Given problem: How many lines hold the string "JAMME"? Give only the number.

Saved data entries
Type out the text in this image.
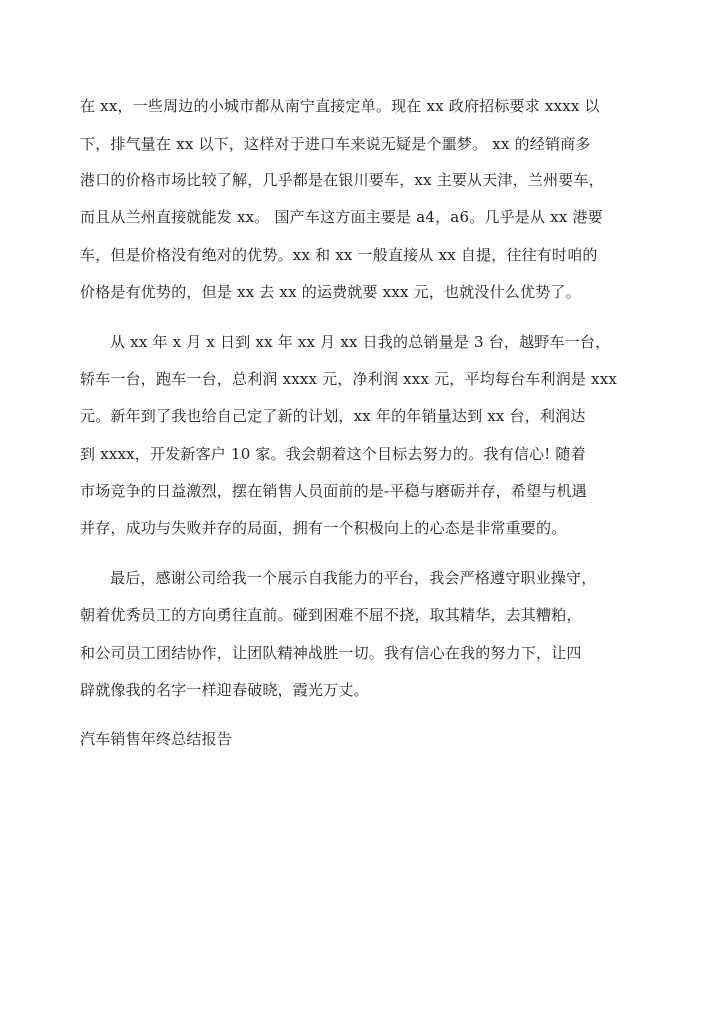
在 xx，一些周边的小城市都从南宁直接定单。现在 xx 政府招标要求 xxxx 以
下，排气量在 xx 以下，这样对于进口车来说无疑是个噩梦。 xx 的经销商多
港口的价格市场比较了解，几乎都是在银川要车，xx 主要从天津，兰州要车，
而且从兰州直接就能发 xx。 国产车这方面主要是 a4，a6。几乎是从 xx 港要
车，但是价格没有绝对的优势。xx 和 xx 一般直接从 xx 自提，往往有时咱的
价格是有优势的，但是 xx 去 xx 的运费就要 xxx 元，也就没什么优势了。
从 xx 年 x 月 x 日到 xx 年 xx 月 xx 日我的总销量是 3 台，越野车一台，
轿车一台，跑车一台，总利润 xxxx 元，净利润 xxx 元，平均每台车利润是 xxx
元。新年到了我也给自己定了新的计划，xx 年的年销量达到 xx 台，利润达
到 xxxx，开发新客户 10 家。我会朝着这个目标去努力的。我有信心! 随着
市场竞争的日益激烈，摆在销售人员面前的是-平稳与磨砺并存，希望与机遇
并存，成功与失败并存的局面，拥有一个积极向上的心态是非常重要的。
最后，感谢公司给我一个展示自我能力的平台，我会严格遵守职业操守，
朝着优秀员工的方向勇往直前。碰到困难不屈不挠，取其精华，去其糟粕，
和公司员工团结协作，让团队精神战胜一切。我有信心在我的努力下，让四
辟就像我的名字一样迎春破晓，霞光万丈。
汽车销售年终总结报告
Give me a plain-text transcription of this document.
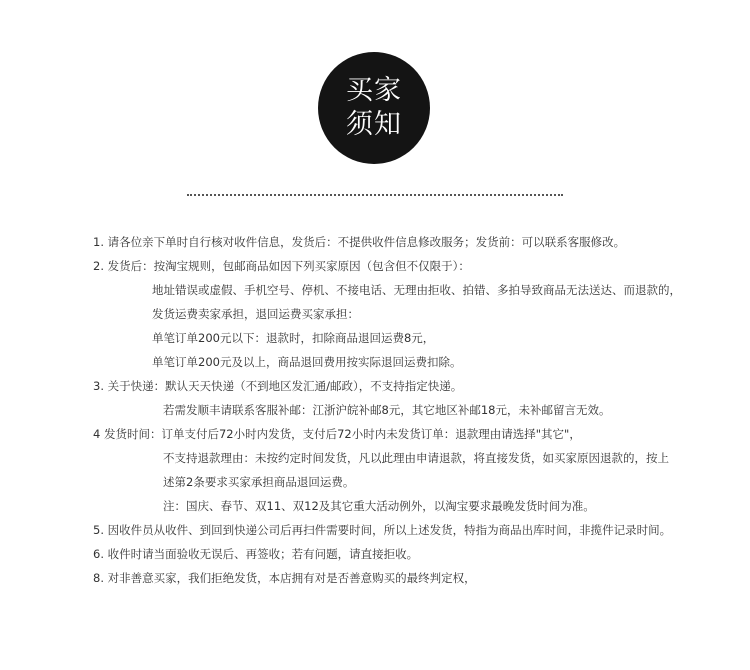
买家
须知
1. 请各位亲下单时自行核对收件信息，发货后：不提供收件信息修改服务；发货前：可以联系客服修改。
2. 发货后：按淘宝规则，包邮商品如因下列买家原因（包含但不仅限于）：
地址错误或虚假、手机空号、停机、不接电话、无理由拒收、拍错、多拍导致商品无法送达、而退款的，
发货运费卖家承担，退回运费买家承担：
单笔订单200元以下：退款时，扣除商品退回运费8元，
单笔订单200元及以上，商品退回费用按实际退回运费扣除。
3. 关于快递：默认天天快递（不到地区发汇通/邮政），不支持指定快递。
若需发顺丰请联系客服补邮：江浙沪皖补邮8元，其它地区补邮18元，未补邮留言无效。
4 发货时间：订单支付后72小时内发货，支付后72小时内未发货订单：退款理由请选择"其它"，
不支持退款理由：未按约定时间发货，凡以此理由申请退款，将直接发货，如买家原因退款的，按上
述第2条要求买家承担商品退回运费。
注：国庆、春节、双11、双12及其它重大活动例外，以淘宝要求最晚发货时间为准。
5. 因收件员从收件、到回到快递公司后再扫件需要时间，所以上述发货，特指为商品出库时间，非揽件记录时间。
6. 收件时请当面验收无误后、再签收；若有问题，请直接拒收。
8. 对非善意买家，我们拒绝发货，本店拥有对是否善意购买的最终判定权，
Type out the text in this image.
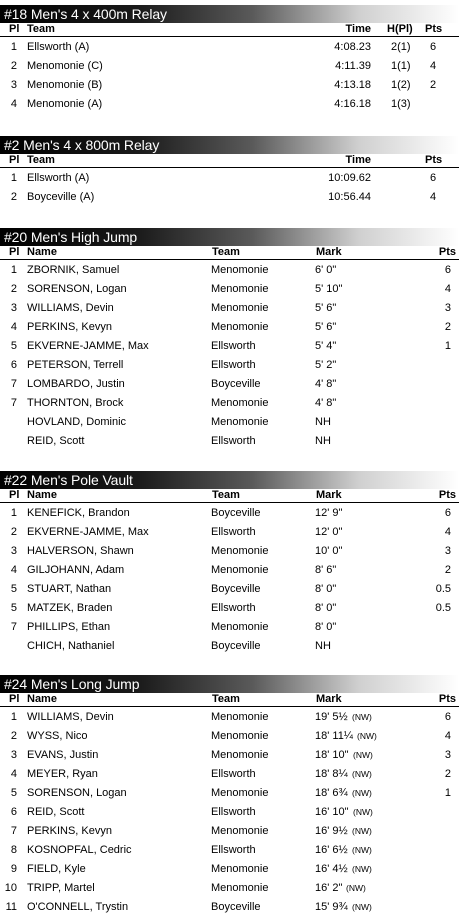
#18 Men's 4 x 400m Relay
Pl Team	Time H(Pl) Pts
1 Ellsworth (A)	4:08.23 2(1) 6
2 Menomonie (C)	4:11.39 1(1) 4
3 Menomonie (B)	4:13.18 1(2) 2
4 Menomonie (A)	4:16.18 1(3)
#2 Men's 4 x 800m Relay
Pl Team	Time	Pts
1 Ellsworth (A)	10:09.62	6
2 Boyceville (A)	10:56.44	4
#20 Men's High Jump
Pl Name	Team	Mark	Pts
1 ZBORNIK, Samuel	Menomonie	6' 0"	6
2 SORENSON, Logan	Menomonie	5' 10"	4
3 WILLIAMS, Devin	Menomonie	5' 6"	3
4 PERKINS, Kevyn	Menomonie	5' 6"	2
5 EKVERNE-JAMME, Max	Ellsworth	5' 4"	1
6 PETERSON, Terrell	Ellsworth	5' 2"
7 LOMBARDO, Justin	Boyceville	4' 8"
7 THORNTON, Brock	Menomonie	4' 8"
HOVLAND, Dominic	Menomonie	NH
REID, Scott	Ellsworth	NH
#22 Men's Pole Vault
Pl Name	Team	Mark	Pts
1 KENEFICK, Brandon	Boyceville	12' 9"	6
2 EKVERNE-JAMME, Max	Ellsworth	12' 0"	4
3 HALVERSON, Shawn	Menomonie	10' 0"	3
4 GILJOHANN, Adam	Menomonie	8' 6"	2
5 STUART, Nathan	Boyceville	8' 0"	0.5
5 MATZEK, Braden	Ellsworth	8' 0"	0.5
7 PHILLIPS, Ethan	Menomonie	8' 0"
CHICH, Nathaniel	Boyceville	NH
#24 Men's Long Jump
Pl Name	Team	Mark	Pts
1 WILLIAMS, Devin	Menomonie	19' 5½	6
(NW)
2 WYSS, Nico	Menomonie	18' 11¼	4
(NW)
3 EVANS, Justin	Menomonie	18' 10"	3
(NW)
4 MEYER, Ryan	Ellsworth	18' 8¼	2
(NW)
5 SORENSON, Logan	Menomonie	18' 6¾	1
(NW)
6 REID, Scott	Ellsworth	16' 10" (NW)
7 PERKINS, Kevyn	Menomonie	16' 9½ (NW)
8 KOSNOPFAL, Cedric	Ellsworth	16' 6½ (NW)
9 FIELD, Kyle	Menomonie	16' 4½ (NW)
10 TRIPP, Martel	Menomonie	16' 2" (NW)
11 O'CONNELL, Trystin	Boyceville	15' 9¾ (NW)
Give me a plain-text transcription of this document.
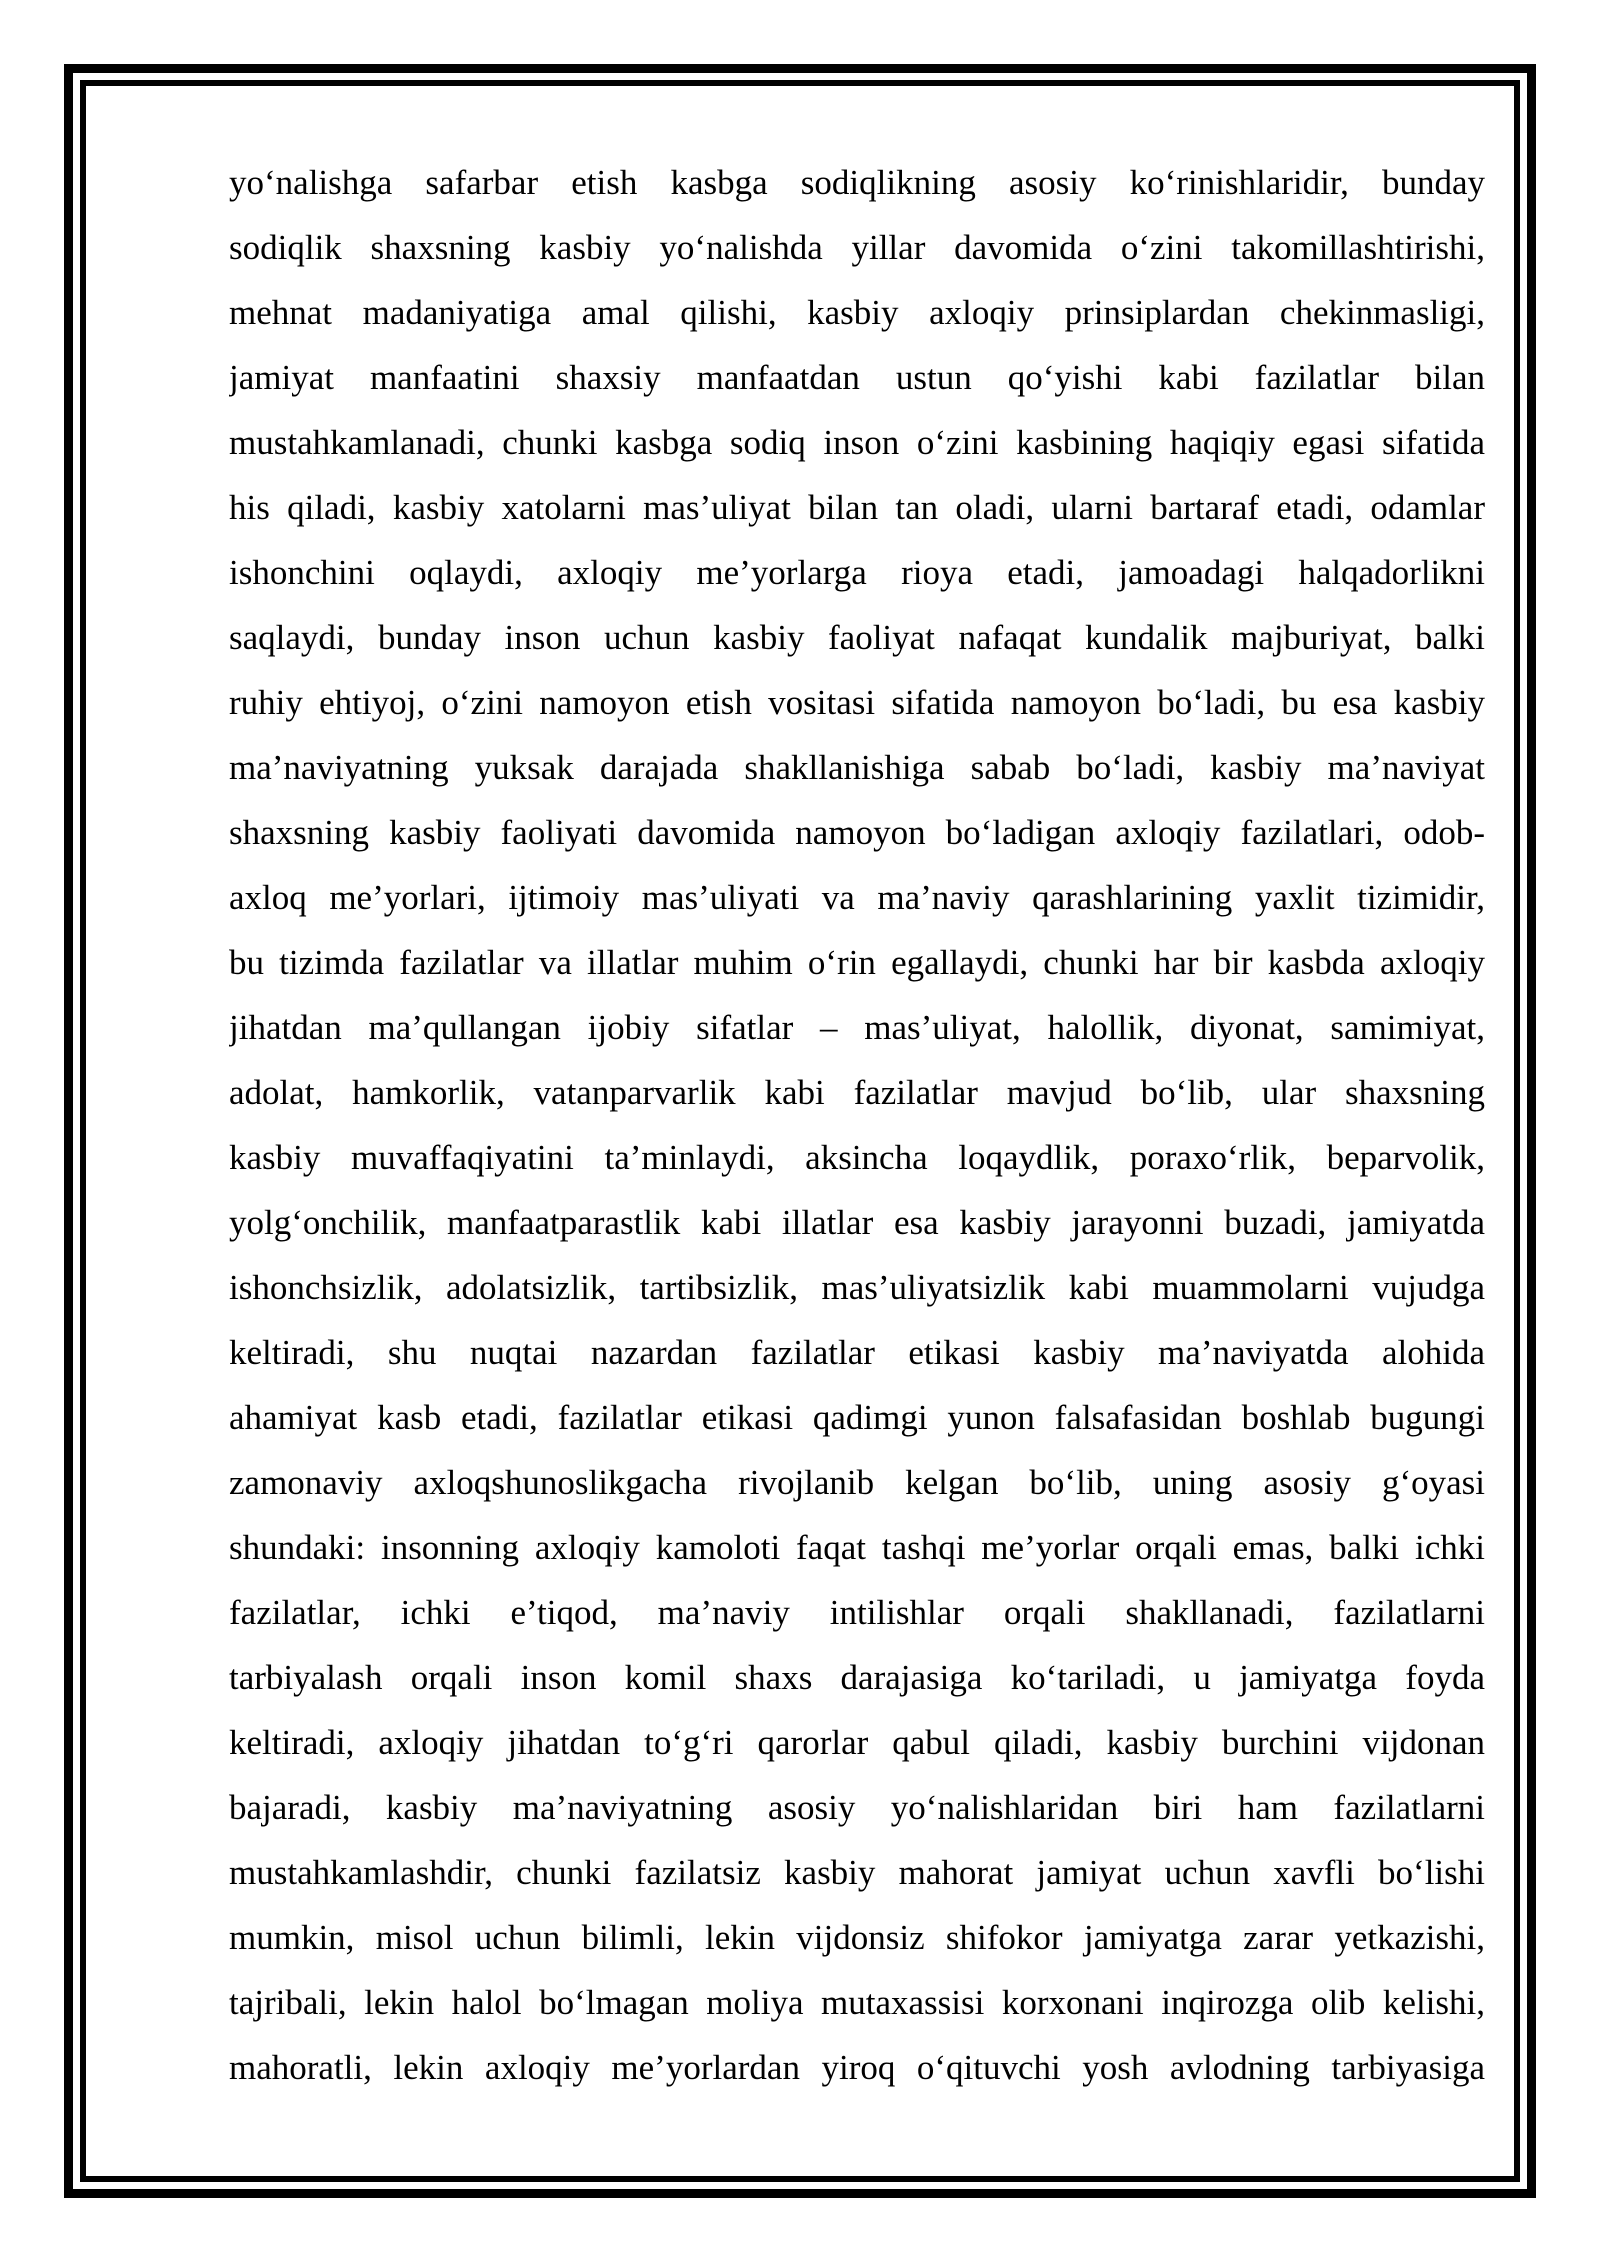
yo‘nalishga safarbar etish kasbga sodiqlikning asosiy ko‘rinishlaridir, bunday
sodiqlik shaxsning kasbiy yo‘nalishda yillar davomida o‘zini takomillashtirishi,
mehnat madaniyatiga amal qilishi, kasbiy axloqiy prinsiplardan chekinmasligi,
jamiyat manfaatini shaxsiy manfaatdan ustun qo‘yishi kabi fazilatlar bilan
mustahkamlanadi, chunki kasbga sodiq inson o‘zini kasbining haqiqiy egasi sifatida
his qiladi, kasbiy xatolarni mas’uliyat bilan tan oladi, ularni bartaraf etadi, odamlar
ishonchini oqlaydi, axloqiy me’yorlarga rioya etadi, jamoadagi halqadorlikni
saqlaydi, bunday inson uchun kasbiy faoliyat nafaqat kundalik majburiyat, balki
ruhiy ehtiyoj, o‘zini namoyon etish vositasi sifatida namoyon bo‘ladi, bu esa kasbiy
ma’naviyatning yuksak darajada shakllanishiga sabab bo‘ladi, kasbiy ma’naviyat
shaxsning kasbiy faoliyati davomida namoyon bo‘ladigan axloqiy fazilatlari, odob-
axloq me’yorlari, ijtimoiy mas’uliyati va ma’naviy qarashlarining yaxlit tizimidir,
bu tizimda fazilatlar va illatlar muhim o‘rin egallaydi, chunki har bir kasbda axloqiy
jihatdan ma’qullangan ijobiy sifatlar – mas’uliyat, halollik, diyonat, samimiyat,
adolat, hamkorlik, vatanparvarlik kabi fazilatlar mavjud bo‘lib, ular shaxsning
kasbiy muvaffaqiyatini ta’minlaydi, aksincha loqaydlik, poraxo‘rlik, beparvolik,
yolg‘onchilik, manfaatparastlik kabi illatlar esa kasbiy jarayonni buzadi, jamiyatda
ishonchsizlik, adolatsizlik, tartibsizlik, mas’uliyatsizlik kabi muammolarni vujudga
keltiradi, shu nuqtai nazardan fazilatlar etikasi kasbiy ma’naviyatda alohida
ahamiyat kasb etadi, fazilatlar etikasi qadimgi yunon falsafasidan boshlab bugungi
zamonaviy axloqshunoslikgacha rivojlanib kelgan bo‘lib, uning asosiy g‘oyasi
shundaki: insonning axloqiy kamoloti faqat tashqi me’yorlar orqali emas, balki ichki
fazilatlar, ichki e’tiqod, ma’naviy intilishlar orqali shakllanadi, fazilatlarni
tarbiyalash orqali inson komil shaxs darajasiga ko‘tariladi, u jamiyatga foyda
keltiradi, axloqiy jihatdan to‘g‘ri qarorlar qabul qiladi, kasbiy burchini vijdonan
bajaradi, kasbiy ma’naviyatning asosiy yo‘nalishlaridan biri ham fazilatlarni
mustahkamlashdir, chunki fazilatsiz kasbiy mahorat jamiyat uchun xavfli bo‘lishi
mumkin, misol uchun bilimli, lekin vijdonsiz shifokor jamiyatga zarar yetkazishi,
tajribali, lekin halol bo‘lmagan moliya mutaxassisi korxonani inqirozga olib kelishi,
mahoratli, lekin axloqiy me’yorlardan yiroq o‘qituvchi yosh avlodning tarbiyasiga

Correct answer: 2